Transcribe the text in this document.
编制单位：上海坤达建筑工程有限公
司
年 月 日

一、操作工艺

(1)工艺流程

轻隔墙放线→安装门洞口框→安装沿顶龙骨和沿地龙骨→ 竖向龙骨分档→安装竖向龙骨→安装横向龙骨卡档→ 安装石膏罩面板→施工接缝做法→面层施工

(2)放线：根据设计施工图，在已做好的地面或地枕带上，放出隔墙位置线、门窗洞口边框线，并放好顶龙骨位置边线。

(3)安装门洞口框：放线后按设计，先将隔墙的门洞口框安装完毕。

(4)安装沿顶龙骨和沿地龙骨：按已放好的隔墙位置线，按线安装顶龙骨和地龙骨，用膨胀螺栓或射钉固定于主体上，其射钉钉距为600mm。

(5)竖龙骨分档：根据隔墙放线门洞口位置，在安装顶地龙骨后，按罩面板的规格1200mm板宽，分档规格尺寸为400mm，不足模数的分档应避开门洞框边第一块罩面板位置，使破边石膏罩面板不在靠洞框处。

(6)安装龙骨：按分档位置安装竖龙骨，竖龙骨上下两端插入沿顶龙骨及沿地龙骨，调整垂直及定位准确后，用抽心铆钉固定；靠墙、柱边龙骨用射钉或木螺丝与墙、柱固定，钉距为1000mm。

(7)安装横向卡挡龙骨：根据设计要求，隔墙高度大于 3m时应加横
----
#### [GOAL]
Output the entries exactly.

#### [ANSWER TO THE PROBLEM]
Transcribe the text in this document.
编制单位：上海坤达建筑工程有限公
司
年 月 日

一、操作工艺

(1)工艺流程

轻隔墙放线→安装门洞口框→安装沿顶龙骨和沿地龙骨→ 竖向龙骨分档→安装竖向龙骨→安装横向龙骨卡档→ 安装石膏罩面板→施工接缝做法→面层施工

(2)放线：根据设计施工图，在已做好的地面或地枕带上，放出隔墙位置线、门窗洞口边框线，并放好顶龙骨位置边线。

(3)安装门洞口框：放线后按设计，先将隔墙的门洞口框安装完毕。

(4)安装沿顶龙骨和沿地龙骨：按已放好的隔墙位置线，按线安装顶龙骨和地龙骨，用膨胀螺栓或射钉固定于主体上，其射钉钉距为600mm。

(5)竖龙骨分档：根据隔墙放线门洞口位置，在安装顶地龙骨后，按罩面板的规格1200mm板宽，分档规格尺寸为400mm，不足模数的分档应避开门洞框边第一块罩面板位置，使破边石膏罩面板不在靠洞框处。

(6)安装龙骨：按分档位置安装竖龙骨，竖龙骨上下两端插入沿顶龙骨及沿地龙骨，调整垂直及定位准确后，用抽心铆钉固定；靠墙、柱边龙骨用射钉或木螺丝与墙、柱固定，钉距为1000mm。

(7)安装横向卡挡龙骨：根据设计要求，隔墙高度大于 3m时应加横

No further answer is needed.